-- 本文 --
• • • • • • •
その間に書くべきことは、長谷川等伯の息子久蔵(きゅうぞう)の死と松林図屏風の完成である。
将来を嘱望(しょくぼう)していた久蔵が二十六歳の若さで急死した失意と絶望が、等伯に松林図屏風を描かせるきっかけになったことは、美術史界の常識となっている。
しかし久蔵がどうして死んだのか、二人はどんな問題に直面し、等伯はどんな状況でこの名作を完成させたのか。そうしたことを記した記録はほとんど残っておらず、確かなことは何も言えない。
だが小説家は、分からないからといって物語を途中で切り上げるわけにはいかないので、小さな情報のかけらを拾い集めて、この場面を描くという難題に挑戦することにした。
この物語に取り組むと決めた時から、私は松林図を描く場面をクライマックスにすると決めていたが、いよいよ最後の胸突き八丁にさしかかったのである。
息子久蔵の死の真相
手がかりは二つあった。
• • • • • • •
-- 提供記録 --
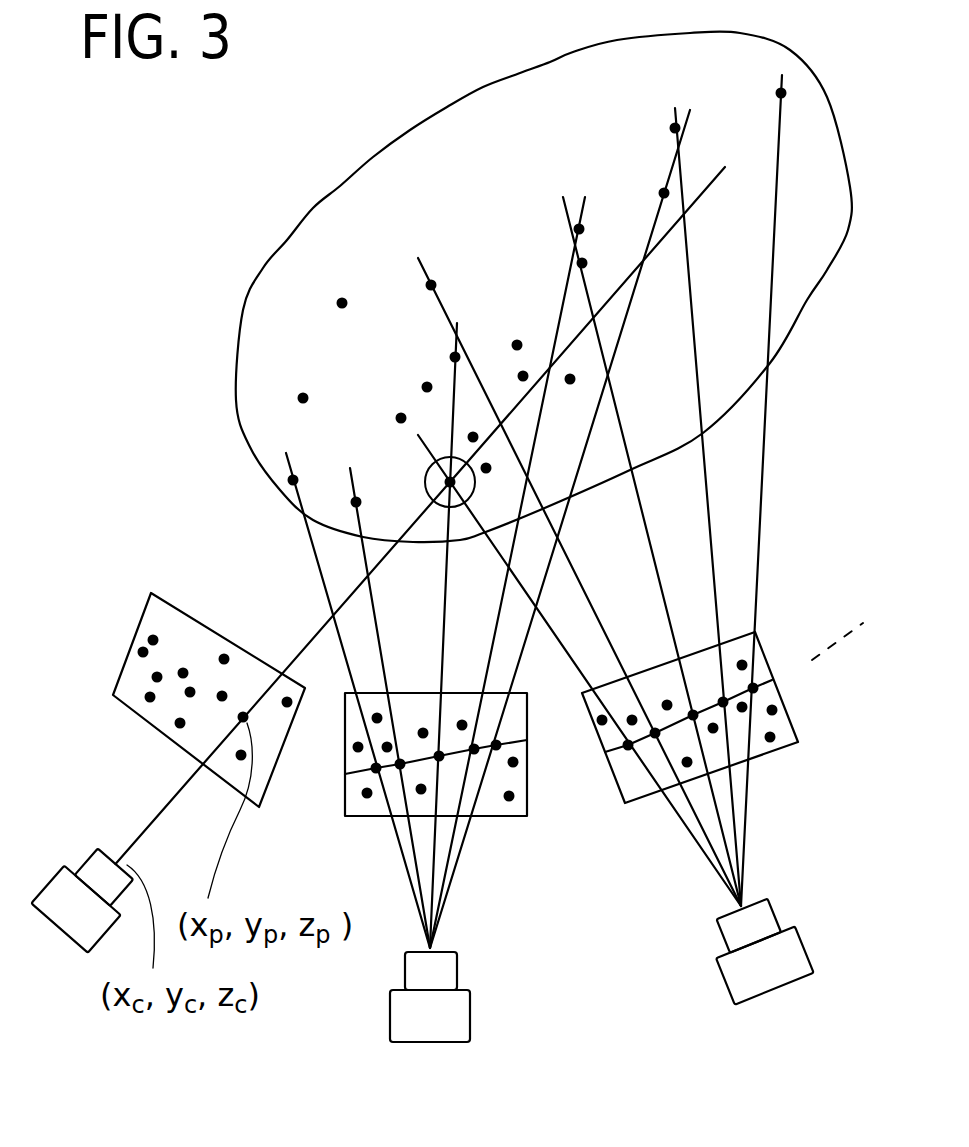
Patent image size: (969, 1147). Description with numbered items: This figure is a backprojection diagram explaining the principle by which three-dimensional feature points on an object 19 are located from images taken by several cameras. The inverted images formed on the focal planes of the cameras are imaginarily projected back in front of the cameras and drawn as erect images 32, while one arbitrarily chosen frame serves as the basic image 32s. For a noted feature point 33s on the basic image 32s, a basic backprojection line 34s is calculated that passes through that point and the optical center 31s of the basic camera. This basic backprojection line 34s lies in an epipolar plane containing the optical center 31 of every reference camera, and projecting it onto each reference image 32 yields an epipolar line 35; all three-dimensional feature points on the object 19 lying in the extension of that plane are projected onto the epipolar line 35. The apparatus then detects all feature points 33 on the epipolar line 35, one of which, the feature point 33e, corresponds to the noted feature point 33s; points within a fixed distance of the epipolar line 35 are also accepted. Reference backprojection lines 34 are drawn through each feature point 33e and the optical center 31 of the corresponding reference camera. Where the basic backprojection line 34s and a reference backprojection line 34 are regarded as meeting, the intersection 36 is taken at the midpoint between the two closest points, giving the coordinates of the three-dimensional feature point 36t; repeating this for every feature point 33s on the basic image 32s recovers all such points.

The object 19 is at (373, 158).
The optical center of reference camera 31 is at (437, 948).
The optical center of basic camera 31s is at (114, 858).
The image 32 is at (378, 818).
The basic image 32s is at (177, 607).
The feature point 33 is at (507, 803).
The noted feature point on basic image 33s is at (226, 652).
The feature point on epipolar line 33e is at (404, 757).
The reference backprojection line 34 is at (563, 307).
The basic backprojection line 34s is at (412, 520).
The epipolar line 35 is at (347, 776).
The intersection 36 is at (643, 260).
The three-dimensional feature point 36t is at (443, 460).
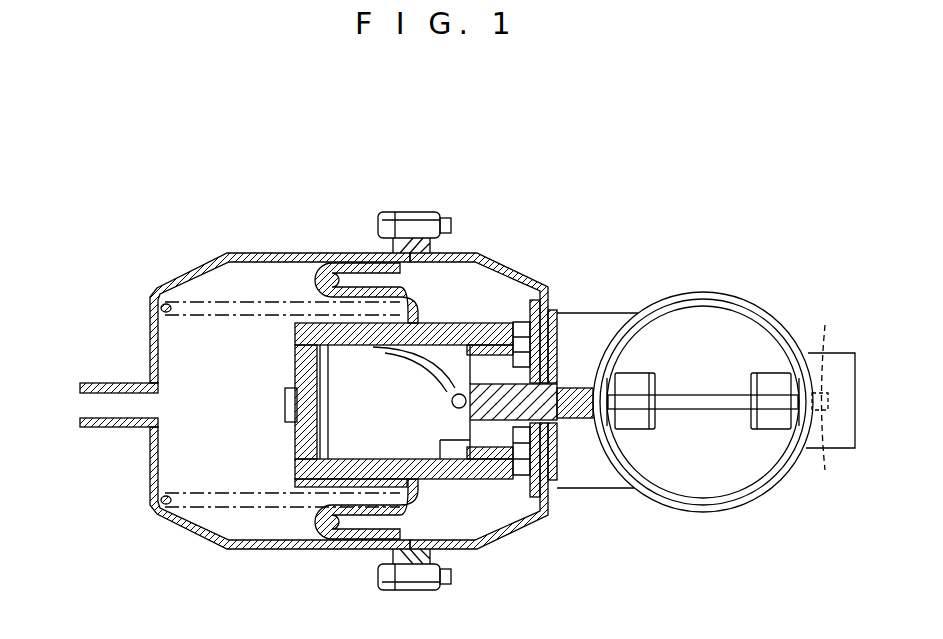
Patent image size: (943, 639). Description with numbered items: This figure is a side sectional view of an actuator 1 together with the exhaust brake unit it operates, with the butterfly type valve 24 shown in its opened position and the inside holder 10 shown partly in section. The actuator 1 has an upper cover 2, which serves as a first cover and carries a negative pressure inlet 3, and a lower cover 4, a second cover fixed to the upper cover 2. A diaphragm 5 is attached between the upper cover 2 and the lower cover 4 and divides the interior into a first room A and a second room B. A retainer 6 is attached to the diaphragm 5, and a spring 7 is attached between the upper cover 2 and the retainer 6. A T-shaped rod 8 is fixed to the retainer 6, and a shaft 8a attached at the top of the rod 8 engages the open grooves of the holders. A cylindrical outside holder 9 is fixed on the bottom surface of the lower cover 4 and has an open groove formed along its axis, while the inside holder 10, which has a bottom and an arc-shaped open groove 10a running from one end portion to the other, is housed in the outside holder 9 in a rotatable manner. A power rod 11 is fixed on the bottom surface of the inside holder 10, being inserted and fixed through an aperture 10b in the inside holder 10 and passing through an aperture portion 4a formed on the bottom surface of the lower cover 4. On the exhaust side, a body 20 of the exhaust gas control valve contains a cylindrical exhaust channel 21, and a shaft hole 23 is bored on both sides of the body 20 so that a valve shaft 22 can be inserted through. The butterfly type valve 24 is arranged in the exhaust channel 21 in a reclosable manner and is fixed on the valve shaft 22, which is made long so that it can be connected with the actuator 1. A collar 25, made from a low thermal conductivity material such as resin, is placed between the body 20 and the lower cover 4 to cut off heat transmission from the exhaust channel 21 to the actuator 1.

The actuator 1 is at (425, 198).
The upper cover 2 is at (230, 253).
The negative pressure inlet 3 is at (90, 408).
The lower cover 4 is at (495, 520).
The aperture portion 4a is at (565, 425).
The diaphragm 5 is at (322, 527).
The retainer 6 is at (297, 442).
The spring 7 is at (203, 500).
The T-shaped rod 8 is at (307, 387).
The shaft 8a is at (500, 268).
The outside holder 9 is at (468, 470).
The inside holder 10 is at (540, 290).
The open groove 10a is at (430, 370).
The aperture 10b is at (530, 430).
The power rod 11 is at (583, 420).
The body 20 is at (708, 290).
The exhaust channel 21 is at (740, 468).
The valve shaft 22 is at (622, 322).
The shaft hole 23 is at (580, 393).
The butterfly type valve 24 is at (718, 397).
The collar 25 is at (568, 345).
The first room A is at (175, 348).
The second room B is at (477, 527).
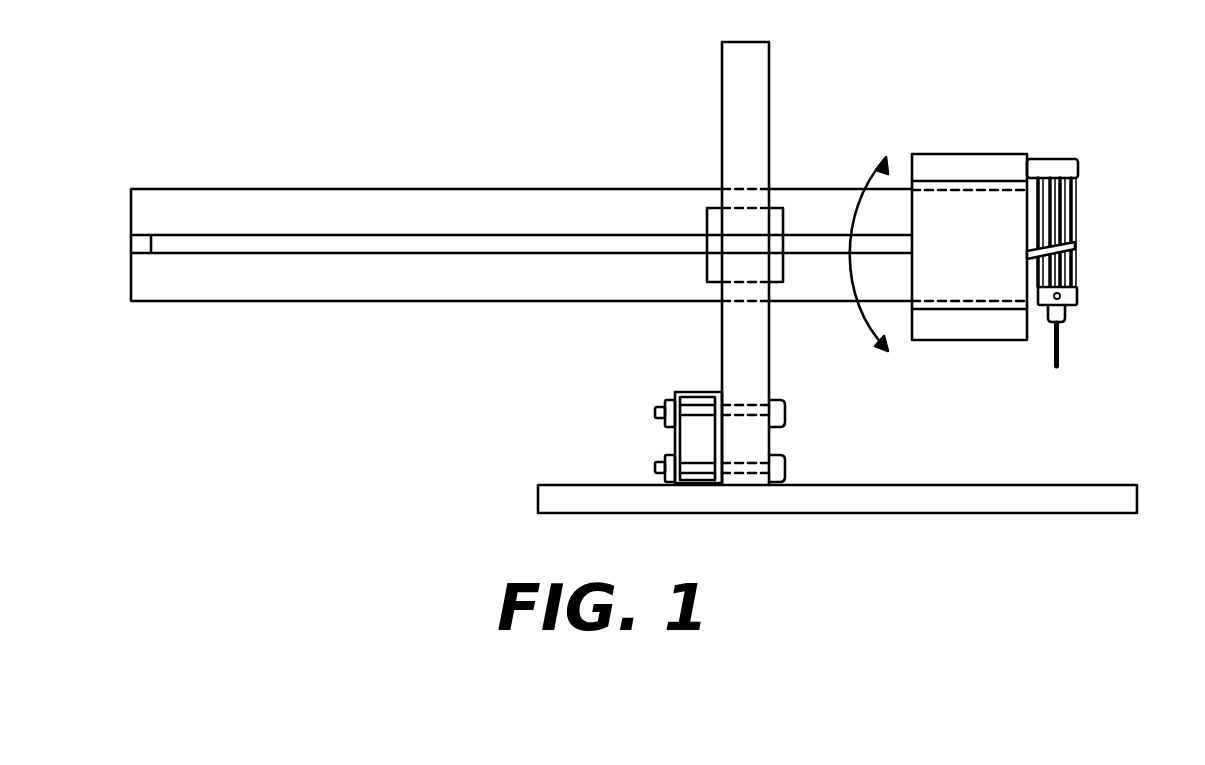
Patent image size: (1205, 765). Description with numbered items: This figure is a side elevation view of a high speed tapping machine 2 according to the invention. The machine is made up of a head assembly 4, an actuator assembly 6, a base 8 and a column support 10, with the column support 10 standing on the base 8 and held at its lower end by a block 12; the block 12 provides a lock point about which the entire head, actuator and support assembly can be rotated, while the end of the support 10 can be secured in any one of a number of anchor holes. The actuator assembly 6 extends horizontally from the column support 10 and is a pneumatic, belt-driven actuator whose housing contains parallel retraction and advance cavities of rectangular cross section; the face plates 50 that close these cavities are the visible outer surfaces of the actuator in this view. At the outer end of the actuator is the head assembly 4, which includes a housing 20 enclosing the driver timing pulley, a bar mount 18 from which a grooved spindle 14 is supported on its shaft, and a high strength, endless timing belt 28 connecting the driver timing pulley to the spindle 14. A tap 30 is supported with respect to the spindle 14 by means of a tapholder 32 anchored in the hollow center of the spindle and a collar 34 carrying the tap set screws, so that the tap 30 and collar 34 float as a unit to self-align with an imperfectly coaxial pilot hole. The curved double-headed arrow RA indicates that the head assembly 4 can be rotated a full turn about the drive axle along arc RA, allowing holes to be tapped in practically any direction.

The high speed tapping machine 2 is at (248, 413).
The head assembly 4 is at (1092, 138).
The actuator assembly 6 is at (579, 213).
The base 8 is at (1130, 497).
The column support 10 is at (760, 52).
The block 12 is at (677, 392).
The spindle 14 is at (1078, 215).
The bar mount 18 is at (1078, 170).
The housing 20 is at (975, 236).
The timing belt 28 is at (1078, 243).
The tap 30 is at (1063, 352).
The tapholder 32 is at (1068, 313).
The collar 34 is at (1078, 293).
The face plates 50 is at (310, 226).
The arc RA is at (862, 190).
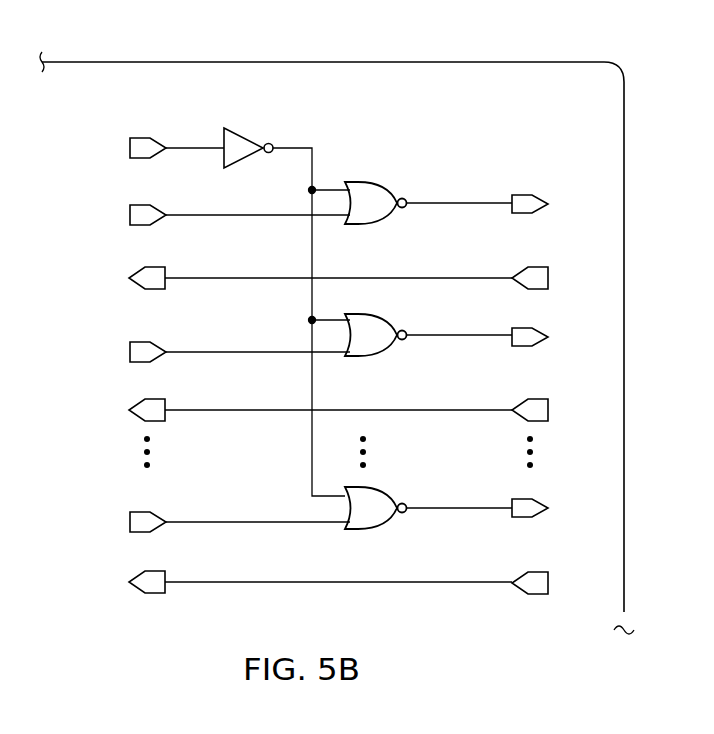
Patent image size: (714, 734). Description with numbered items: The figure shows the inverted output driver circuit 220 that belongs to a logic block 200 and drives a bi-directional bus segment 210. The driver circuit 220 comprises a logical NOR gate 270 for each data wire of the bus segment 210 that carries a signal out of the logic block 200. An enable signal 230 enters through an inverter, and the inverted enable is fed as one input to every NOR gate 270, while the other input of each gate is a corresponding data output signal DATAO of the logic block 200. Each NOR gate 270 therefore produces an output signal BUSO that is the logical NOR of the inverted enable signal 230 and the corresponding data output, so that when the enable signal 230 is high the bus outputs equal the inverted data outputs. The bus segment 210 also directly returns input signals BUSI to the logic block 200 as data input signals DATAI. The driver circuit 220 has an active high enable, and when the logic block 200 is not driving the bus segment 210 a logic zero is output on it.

The logic block 200 is at (536, 66).
The bi-directional bus segment 210 is at (570, 283).
The inverted output driver circuit 220 is at (318, 307).
The enable signal 230 is at (130, 148).
The logical NOR gate 270 is at (470, 163).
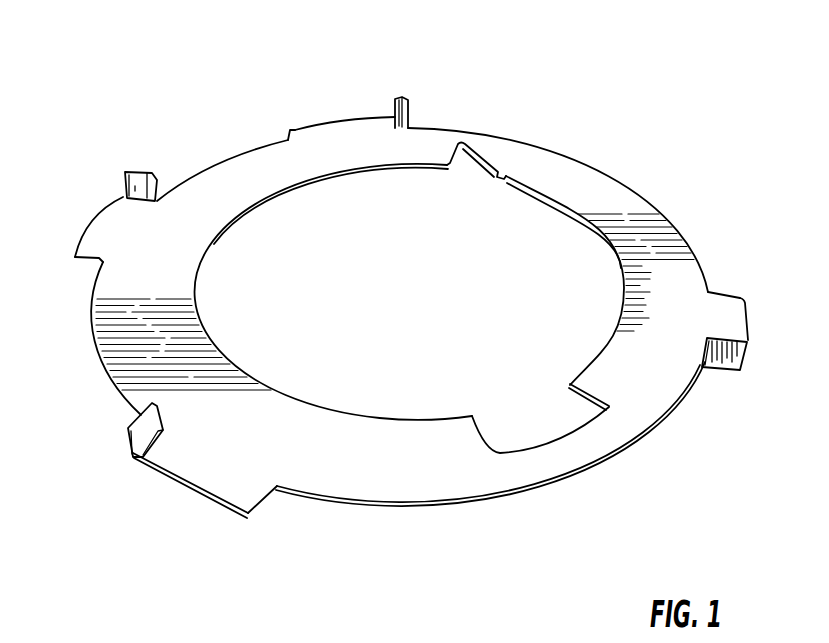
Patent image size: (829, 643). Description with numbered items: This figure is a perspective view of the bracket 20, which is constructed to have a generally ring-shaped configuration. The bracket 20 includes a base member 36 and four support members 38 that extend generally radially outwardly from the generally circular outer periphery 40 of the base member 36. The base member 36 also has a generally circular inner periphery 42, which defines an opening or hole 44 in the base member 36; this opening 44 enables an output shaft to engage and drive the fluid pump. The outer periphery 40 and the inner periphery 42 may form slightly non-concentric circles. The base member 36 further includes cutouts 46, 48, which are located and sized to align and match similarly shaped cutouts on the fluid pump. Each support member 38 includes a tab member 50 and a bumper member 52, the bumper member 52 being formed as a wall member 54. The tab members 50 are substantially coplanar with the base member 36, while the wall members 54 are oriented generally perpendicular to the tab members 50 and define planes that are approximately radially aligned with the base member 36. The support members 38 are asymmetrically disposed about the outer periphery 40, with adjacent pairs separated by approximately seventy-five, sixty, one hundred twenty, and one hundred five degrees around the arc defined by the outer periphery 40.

The bracket 20 is at (611, 172).
The base member 36 is at (387, 461).
The support member 38 is at (333, 118).
The outer periphery 40 is at (520, 490).
The inner periphery 42 is at (194, 311).
The opening 44 is at (527, 293).
The cutout 46 is at (552, 440).
The cutout 48 is at (468, 163).
The tab member 50 is at (308, 127).
The bumper member 52 is at (412, 92).
The wall member 54 is at (410, 120).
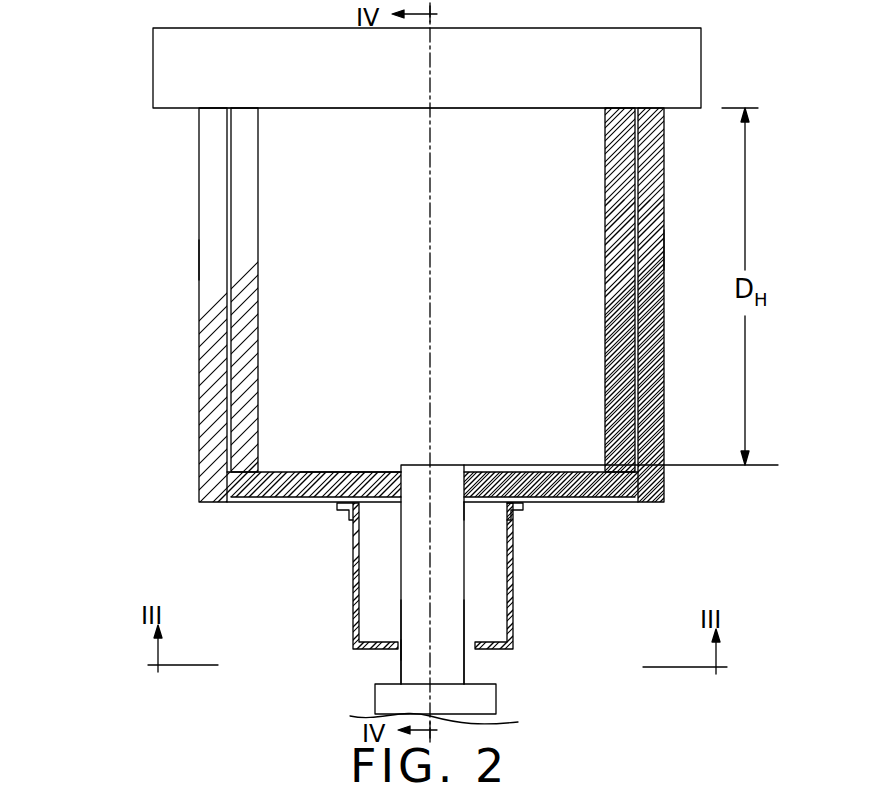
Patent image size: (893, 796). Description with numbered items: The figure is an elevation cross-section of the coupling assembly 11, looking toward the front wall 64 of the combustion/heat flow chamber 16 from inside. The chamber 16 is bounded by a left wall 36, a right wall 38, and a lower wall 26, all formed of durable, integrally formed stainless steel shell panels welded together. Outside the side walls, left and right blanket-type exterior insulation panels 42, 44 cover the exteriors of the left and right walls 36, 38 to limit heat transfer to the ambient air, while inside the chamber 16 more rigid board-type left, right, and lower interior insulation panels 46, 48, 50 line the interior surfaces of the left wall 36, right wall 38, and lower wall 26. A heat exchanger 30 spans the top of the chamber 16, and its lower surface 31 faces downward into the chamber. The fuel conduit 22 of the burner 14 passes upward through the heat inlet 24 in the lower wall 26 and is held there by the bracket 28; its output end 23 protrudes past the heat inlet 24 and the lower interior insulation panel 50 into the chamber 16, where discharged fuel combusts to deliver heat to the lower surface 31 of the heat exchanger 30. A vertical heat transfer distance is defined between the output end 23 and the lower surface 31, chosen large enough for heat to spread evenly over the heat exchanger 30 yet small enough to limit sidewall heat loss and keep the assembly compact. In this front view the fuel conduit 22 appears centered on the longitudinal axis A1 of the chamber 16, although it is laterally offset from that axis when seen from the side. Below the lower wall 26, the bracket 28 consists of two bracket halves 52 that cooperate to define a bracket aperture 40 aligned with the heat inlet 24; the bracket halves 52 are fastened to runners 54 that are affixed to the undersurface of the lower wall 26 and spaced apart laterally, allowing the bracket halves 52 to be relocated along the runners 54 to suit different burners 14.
• • • • • • •
-- 課題の要件 --
a: 本文のうち、「将来を嘱望(しょくぼう)して」で始まり「う難題に挑戦することにした。」で終わる部分を一字も変えずに書き写してください。
b: 本文に基づいて、次の問いに答えてください。
(i) 久蔵は何歳で急死したか。
(ii) 筆者が物語のクライマックスにすると決めていたのはどの場面か。
(iii) 息子久蔵の死の真相について、手がかりはいくつあったか。
上の記録は本文とは別の資料です。

-- 解答は以下 --
a:
将来を嘱望(しょくぼう)していた久蔵が二十六歳の若さで急死した失意と絶望が、等伯に松林図屏風を描かせるきっかけになったことは、美術史界の常識となっている。
しかし久蔵がどうして死んだのか、二人はどんな問題に直面し、等伯はどんな状況でこの名作を完成させたのか。そうしたことを記した記録はほとんど残っておらず、確かなことは何も言えない。
だが小説家は、分からないからといって物語を途中で切り上げるわけにはいかないので、小さな情報のかけらを拾い集めて、この場面を描くという難題に挑戦することにした。

b:
(i) 二十六歳
(ii) 松林図を描く場面
(iii) 二つ